• **What the exercise asks**:
Restate, word for word, every line of the data.

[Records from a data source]
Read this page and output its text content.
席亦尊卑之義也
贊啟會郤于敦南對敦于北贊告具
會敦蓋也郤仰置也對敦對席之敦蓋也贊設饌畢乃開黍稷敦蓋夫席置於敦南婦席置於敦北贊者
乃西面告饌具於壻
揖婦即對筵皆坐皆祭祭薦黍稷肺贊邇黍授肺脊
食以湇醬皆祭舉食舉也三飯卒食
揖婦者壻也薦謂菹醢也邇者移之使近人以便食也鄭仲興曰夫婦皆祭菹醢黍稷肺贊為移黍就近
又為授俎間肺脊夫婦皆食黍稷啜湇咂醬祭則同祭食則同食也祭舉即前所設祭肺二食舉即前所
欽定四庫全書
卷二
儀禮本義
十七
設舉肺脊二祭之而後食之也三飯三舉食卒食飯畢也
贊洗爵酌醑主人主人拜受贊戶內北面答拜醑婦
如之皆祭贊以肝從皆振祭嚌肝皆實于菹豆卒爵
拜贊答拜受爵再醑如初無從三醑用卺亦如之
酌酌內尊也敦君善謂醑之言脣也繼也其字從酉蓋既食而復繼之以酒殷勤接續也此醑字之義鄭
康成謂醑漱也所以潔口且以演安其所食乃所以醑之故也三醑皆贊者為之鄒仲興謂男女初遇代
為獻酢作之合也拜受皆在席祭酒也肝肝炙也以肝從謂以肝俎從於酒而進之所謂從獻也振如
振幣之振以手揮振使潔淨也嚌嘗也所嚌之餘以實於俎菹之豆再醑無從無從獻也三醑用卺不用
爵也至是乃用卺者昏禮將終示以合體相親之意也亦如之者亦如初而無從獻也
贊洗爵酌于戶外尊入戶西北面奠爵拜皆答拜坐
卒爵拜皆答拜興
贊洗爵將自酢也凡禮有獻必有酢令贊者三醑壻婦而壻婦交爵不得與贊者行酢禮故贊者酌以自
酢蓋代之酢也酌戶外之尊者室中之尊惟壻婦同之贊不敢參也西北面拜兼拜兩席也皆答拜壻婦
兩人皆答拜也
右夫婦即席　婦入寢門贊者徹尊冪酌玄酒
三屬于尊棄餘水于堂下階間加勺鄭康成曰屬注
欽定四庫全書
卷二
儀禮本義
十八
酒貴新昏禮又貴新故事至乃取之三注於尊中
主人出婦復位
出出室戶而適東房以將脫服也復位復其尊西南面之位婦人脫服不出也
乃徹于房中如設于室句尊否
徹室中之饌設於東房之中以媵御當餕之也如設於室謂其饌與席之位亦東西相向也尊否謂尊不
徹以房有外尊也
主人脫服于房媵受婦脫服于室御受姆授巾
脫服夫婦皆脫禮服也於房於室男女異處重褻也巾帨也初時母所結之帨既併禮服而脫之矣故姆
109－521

• **Response to the task**:
Read this page and output its text content.
席亦尊卑之義也
贊啟會郤于敦南對敦于北贊告具
會敦蓋也郤仰置也對敦對席之敦蓋也贊設饌畢乃開黍稷敦蓋夫席置於敦南婦席置於敦北贊者
乃西面告饌具於壻
揖婦即對筵皆坐皆祭祭薦黍稷肺贊邇黍授肺脊
食以湇醬皆祭舉食舉也三飯卒食
揖婦者壻也薦謂菹醢也邇者移之使近人以便食也鄭仲興曰夫婦皆祭菹醢黍稷肺贊為移黍就近
又為授俎間肺脊夫婦皆食黍稷啜湇咂醬祭則同祭食則同食也祭舉即前所設祭肺二食舉即前所
欽定四庫全書
卷二
儀禮本義
十七
設舉肺脊二祭之而後食之也三飯三舉食卒食飯畢也
贊洗爵酌醑主人主人拜受贊戶內北面答拜醑婦
如之皆祭贊以肝從皆振祭嚌肝皆實于菹豆卒爵
拜贊答拜受爵再醑如初無從三醑用卺亦如之
酌酌內尊也敦君善謂醑之言脣也繼也其字從酉蓋既食而復繼之以酒殷勤接續也此醑字之義鄭
康成謂醑漱也所以潔口且以演安其所食乃所以醑之故也三醑皆贊者為之鄒仲興謂男女初遇代
為獻酢作之合也拜受皆在席祭酒也肝肝炙也以肝從謂以肝俎從於酒而進之所謂從獻也振如
振幣之振以手揮振使潔淨也嚌嘗也所嚌之餘以實於俎菹之豆再醑無從無從獻也三醑用卺不用
爵也至是乃用卺者昏禮將終示以合體相親之意也亦如之者亦如初而無從獻也
贊洗爵酌于戶外尊入戶西北面奠爵拜皆答拜坐
卒爵拜皆答拜興
贊洗爵將自酢也凡禮有獻必有酢令贊者三醑壻婦而壻婦交爵不得與贊者行酢禮故贊者酌以自
酢蓋代之酢也酌戶外之尊者室中之尊惟壻婦同之贊不敢參也西北面拜兼拜兩席也皆答拜壻婦
兩人皆答拜也
右夫婦即席　婦入寢門贊者徹尊冪酌玄酒
三屬于尊棄餘水于堂下階間加勺鄭康成曰屬注
欽定四庫全書
卷二
儀禮本義
十八
酒貴新昏禮又貴新故事至乃取之三注於尊中
主人出婦復位
出出室戶而適東房以將脫服也復位復其尊西南面之位婦人脫服不出也
乃徹于房中如設于室句尊否
徹室中之饌設於東房之中以媵御當餕之也如設於室謂其饌與席之位亦東西相向也尊否謂尊不
徹以房有外尊也
主人脫服于房媵受婦脫服于室御受姆授巾
脫服夫婦皆脫禮服也於房於室男女異處重褻也巾帨也初時母所結之帨既併禮服而脫之矣故姆
109－521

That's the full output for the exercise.